**EXERCISE**
Write each line out again exactly as written.

**Lines of data**
========================================================================

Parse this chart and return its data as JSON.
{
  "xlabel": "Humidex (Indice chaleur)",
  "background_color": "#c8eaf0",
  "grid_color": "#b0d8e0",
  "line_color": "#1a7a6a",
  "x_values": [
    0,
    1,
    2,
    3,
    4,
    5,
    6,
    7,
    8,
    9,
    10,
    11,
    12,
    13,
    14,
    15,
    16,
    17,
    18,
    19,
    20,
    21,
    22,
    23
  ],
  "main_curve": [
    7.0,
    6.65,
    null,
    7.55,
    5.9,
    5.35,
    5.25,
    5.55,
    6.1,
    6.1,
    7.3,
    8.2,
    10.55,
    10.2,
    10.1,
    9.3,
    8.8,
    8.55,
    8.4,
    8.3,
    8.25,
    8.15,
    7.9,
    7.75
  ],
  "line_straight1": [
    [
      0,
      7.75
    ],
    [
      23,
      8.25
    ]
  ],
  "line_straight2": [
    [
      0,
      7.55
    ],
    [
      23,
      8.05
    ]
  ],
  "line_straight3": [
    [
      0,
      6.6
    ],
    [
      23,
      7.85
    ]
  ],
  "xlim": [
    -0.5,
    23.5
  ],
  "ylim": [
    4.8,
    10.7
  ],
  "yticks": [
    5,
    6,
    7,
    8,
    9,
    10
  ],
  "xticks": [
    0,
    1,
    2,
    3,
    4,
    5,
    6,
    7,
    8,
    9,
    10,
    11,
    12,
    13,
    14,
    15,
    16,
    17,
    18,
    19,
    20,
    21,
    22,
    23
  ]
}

========================================================================

**TASK SOLUTION**
Parse this chart and return its data as JSON.
{
  "xlabel": "Humidex (Indice chaleur)",
  "background_color": "#c8eaf0",
  "grid_color": "#b0d8e0",
  "line_color": "#1a7a6a",
  "x_values": [
    0,
    1,
    2,
    3,
    4,
    5,
    6,
    7,
    8,
    9,
    10,
    11,
    12,
    13,
    14,
    15,
    16,
    17,
    18,
    19,
    20,
    21,
    22,
    23
  ],
  "main_curve": [
    7.0,
    6.65,
    null,
    7.55,
    5.9,
    5.35,
    5.25,
    5.55,
    6.1,
    6.1,
    7.3,
    8.2,
    10.55,
    10.2,
    10.1,
    9.3,
    8.8,
    8.55,
    8.4,
    8.3,
    8.25,
    8.15,
    7.9,
    7.75
  ],
  "line_straight1": [
    [
      0,
      7.75
    ],
    [
      23,
      8.25
    ]
  ],
  "line_straight2": [
    [
      0,
      7.55
    ],
    [
      23,
      8.05
    ]
  ],
  "line_straight3": [
    [
      0,
      6.6
    ],
    [
      23,
      7.85
    ]
  ],
  "xlim": [
    -0.5,
    23.5
  ],
  "ylim": [
    4.8,
    10.7
  ],
  "yticks": [
    5,
    6,
    7,
    8,
    9,
    10
  ],
  "xticks": [
    0,
    1,
    2,
    3,
    4,
    5,
    6,
    7,
    8,
    9,
    10,
    11,
    12,
    13,
    14,
    15,
    16,
    17,
    18,
    19,
    20,
    21,
    22,
    23
  ]
}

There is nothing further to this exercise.